● Extract to read:
--- START ---

This is somewhat anedotal, but I also do have numbers I've tracked for years to base this on:
I teach chemistry at a local community college. The majority of my students for the main class I teach are pre-nursing, hoping to enter the ADN/RN program at my school. This is my 3rd year at the school, but I've been teaching a similar class to a similar body of students(albeit at a big urban state school) since 2015.
This past year felt like the worst crop of students I had. Math literacy was at an elementary school level for a good chunk of my students. I've never had so many complaints about how questions I've used for years were "confusing" or "didn"t make sense" which to me pointed to poor skills in reading comprehension.
There is a 20 question pre-test/post-test we've been giving in this department for years now. I have seen a downward trend in both the pre and post scores in the last 3 years.
I wondered if it was isolated to me, but I talk to the nursing program faculty and staff all the time. They require a certain minimum score in math and language on a standardized entrance exam. As it currently stands, the fall nursing class is shaping up to be the smallest in 30+ years because scores were so low. They're offering a second chance exam sometime this month, which is something they have never done before.
Of course I can't paint with a broad brush, and my 15 student gen chem 2 class I had this past spring was by far and away the best I've had in my time here if not in my time teaching.

--- END ---

● Exercise data:
--- START ---

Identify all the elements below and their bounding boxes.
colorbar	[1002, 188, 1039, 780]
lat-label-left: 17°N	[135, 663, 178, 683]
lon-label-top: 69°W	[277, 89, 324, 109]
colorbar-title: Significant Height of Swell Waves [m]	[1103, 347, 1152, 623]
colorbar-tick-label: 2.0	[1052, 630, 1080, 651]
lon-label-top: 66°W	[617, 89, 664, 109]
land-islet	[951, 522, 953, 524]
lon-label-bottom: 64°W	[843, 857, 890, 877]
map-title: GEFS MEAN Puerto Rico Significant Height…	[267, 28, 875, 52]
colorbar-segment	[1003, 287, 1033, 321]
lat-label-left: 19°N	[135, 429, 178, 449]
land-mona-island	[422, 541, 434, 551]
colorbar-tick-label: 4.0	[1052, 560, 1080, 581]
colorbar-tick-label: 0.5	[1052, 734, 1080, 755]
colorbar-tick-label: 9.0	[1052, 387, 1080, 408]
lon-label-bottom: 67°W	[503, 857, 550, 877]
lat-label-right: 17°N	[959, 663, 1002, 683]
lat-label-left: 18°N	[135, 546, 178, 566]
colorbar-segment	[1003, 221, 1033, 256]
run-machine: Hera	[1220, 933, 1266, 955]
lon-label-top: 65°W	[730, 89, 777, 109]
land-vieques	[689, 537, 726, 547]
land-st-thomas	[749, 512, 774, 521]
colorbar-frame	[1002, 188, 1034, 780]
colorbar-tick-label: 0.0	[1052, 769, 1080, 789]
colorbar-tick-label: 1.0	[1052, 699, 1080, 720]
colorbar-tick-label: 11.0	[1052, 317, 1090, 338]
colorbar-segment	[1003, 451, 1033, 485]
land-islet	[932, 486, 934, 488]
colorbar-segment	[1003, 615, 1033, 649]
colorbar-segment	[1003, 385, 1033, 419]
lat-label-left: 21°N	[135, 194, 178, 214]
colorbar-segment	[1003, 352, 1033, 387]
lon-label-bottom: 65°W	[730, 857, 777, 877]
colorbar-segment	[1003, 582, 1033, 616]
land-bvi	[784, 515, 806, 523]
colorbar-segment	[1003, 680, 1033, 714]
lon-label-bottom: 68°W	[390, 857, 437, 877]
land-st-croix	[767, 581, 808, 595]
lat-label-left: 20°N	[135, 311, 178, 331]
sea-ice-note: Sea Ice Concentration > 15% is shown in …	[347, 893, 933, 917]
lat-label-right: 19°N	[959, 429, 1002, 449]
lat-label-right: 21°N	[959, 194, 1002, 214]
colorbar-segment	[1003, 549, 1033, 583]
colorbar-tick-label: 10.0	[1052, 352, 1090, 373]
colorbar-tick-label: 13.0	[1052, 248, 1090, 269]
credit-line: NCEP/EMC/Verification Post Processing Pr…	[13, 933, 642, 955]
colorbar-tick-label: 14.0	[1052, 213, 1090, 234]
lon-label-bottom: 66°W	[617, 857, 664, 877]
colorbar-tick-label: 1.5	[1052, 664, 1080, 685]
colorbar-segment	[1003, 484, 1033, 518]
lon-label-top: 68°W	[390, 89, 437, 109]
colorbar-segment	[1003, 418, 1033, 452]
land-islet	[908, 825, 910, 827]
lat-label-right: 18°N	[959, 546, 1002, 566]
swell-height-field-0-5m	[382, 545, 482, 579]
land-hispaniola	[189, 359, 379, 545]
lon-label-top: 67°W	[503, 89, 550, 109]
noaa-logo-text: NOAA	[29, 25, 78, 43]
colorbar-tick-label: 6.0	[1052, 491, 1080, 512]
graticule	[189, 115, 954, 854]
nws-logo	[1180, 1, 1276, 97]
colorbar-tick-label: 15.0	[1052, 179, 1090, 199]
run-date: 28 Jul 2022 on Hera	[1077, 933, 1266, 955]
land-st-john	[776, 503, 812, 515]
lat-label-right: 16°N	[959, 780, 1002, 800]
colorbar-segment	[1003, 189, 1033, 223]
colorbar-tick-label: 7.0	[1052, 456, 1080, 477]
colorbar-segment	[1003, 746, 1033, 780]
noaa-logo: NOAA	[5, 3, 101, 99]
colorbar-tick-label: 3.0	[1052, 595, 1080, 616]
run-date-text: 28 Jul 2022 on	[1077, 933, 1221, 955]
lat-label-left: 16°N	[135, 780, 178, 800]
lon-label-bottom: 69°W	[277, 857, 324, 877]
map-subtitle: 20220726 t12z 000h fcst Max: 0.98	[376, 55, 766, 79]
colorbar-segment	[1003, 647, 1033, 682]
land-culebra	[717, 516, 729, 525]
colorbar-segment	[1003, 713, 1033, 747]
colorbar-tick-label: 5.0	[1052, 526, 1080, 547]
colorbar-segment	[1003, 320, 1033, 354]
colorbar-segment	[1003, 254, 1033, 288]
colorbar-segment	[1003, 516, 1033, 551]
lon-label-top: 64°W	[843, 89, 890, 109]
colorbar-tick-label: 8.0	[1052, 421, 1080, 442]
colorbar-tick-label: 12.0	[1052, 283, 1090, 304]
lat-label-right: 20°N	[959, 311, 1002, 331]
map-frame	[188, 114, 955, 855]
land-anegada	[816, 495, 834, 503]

--- END ---

● Your tasks:
• a. Output the part of the teaching post between "This is somewhat" and "school) since 2015.", inclusive.
• b. Answer these questions using the teaching post:
(i) Since what year has the writer taught a similar class to a similar body of students?
(ii) How many questions are on the department's pre-test/post-test?
(iii) How many students were in the gen chem 2 class this past spring?
• c. State whether each statement agrees with the teaching post, and quote the words that decide it:
(i) The writer is in a fifth year at the current school.
(ii) The nursing program has offered a second chance exam in past years.
(iii) Most students in the writer's main class are pre-nursing.
The entries are material separate from the teaching post.

● Activity answers:
• a.
This is somewhat anedotal, but I also do have numbers I've tracked for years to base this on:
I teach chemistry at a local community college. The majority of my students for the main class I teach are pre-nursing, hoping to enter the ADN/RN program at my school. This is my 3rd year at the school, but I've been teaching a similar class to a similar body of students(albeit at a big urban state school) since 2015.

• b.
(i) 2015
(ii) 20
(iii) 15

• c.
(i) No: "This is my 3rd year at the school"
(ii) No: "which is something they have never done before"
(iii) Yes: "The majority of my students for the main class I teach are pre-nursing"